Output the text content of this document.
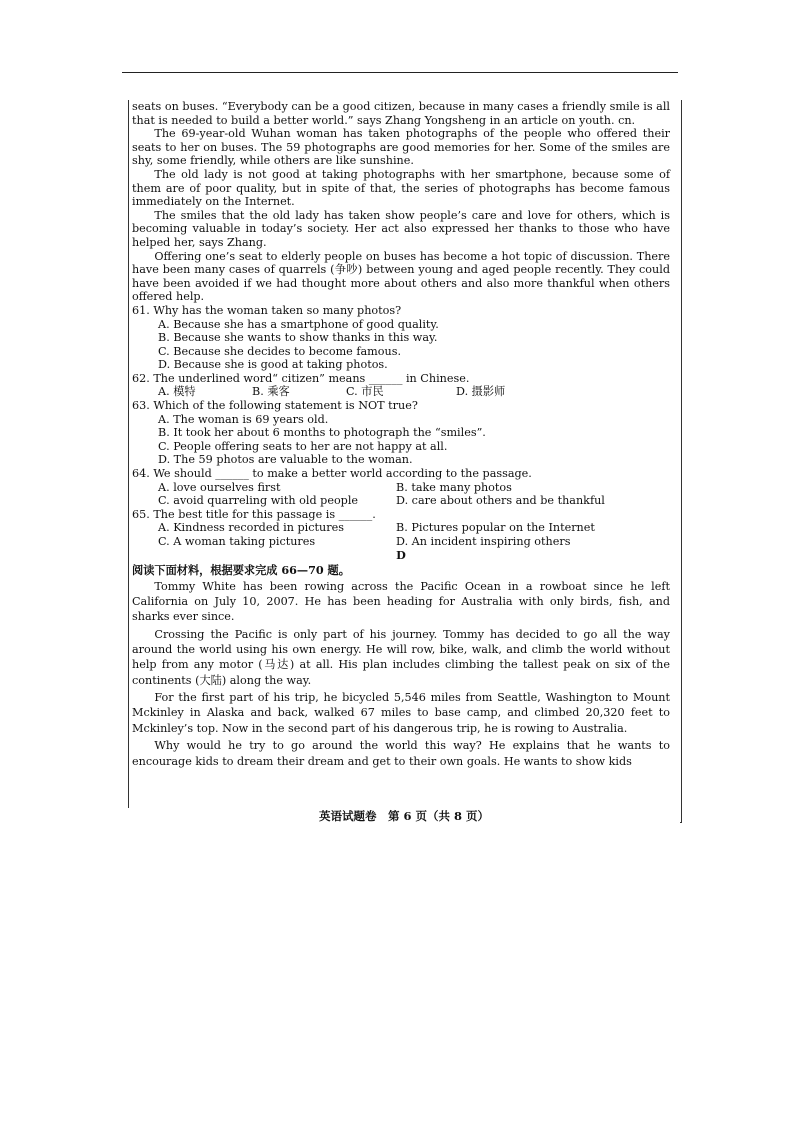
seats on buses. “Everybody can be a good citizen, because in many cases a friendly smile is all that is needed to build a better world.” says Zhang Yongsheng in an article on youth. cn.

The 69-year-old Wuhan woman has taken photographs of the people who offered their seats to her on buses. The 59 photographs are good memories for her. Some of the smiles are shy, some friendly, while others are like sunshine.

The old lady is not good at taking photographs with her smartphone, because some of them are of poor quality, but in spite of that, the series of photographs has become famous immediately on the Internet.

The smiles that the old lady has taken show people’s care and love for others, which is becoming valuable in today’s society. Her act also expressed her thanks to those who have helped her, says Zhang.

Offering one’s seat to elderly people on buses has become a hot topic of discussion. There have been many cases of quarrels (争吵) between young and aged people recently. They could have been avoided if we had thought more about others and also more thankful when others offered help.

61. Why has the woman taken so many photos?

A. Because she has a smartphone of good quality.

B. Because she wants to show thanks in this way.

C. Because she decides to become famous.

D. Because she is good at taking photos.

62. The underlined word“ citizen” means ______ in Chinese.

A. 模特	B. 乘客	C. 市民	D. 摄影师

63. Which of the following statement is NOT true?

A. The woman is 69 years old.

B. It took her about 6 months to photograph the “smiles”.

C. People offering seats to her are not happy at all.

D. The 59 photos are valuable to the woman.

64. We should ______ to make a better world according to the passage.

A. love ourselves first	B. take many photos
C. avoid quarreling with old people	D. care about others and be thankful

65. The best title for this passage is ______.

A. Kindness recorded in pictures	B. Pictures popular on the Internet
C. A woman taking pictures	D. An incident inspiring others

D

阅读下面材料，根据要求完成 66—70 题。

Tommy White has been rowing across the Pacific Ocean in a rowboat since he left California on July 10, 2007. He has been heading for Australia with only birds, fish, and sharks ever since.

Crossing the Pacific is only part of his journey. Tommy has decided to go all the way around the world using his own energy. He will row, bike, walk, and climb the world without help from any motor (马达) at all. His plan includes climbing the tallest peak on six of the continents (大陆) along the way.

For the first part of his trip, he bicycled 5,546 miles from Seattle, Washington to Mount Mckinley in Alaska and back, walked 67 miles to base camp, and climbed 20,320 feet to Mckinley’s top. Now in the second part of his dangerous trip, he is rowing to Australia.

Why would he try to go around the world this way? He explains that he wants to encourage kids to dream their dream and get to their own goals. He wants to show kids

英语试题卷　第 6 页（共 8 页）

**Task instructions**
Leave out the pictures and repeat everything else in the records exactly.

**Output for this task**
Output the text content of this document.
seats on buses. “Everybody can be a good citizen, because in many cases a friendly smile is all that is needed to build a better world.” says Zhang Yongsheng in an article on youth. cn.

The 69-year-old Wuhan woman has taken photographs of the people who offered their seats to her on buses. The 59 photographs are good memories for her. Some of the smiles are shy, some friendly, while others are like sunshine.

The old lady is not good at taking photographs with her smartphone, because some of them are of poor quality, but in spite of that, the series of photographs has become famous immediately on the Internet.

The smiles that the old lady has taken show people’s care and love for others, which is becoming valuable in today’s society. Her act also expressed her thanks to those who have helped her, says Zhang.

Offering one’s seat to elderly people on buses has become a hot topic of discussion. There have been many cases of quarrels (争吵) between young and aged people recently. They could have been avoided if we had thought more about others and also more thankful when others offered help.

61. Why has the woman taken so many photos?

A. Because she has a smartphone of good quality.

B. Because she wants to show thanks in this way.

C. Because she decides to become famous.

D. Because she is good at taking photos.

62. The underlined word“ citizen” means ______ in Chinese.

A. 模特	B. 乘客	C. 市民	D. 摄影师

63. Which of the following statement is NOT true?

A. The woman is 69 years old.

B. It took her about 6 months to photograph the “smiles”.

C. People offering seats to her are not happy at all.

D. The 59 photos are valuable to the woman.

64. We should ______ to make a better world according to the passage.

A. love ourselves first	B. take many photos
C. avoid quarreling with old people	D. care about others and be thankful

65. The best title for this passage is ______.

A. Kindness recorded in pictures	B. Pictures popular on the Internet
C. A woman taking pictures	D. An incident inspiring others

D

阅读下面材料，根据要求完成 66—70 题。

Tommy White has been rowing across the Pacific Ocean in a rowboat since he left California on July 10, 2007. He has been heading for Australia with only birds, fish, and sharks ever since.

Crossing the Pacific is only part of his journey. Tommy has decided to go all the way around the world using his own energy. He will row, bike, walk, and climb the world without help from any motor (马达) at all. His plan includes climbing the tallest peak on six of the continents (大陆) along the way.

For the first part of his trip, he bicycled 5,546 miles from Seattle, Washington to Mount Mckinley in Alaska and back, walked 67 miles to base camp, and climbed 20,320 feet to Mckinley’s top. Now in the second part of his dangerous trip, he is rowing to Australia.

Why would he try to go around the world this way? He explains that he wants to encourage kids to dream their dream and get to their own goals. He wants to show kids

英语试题卷　第 6 页（共 8 页）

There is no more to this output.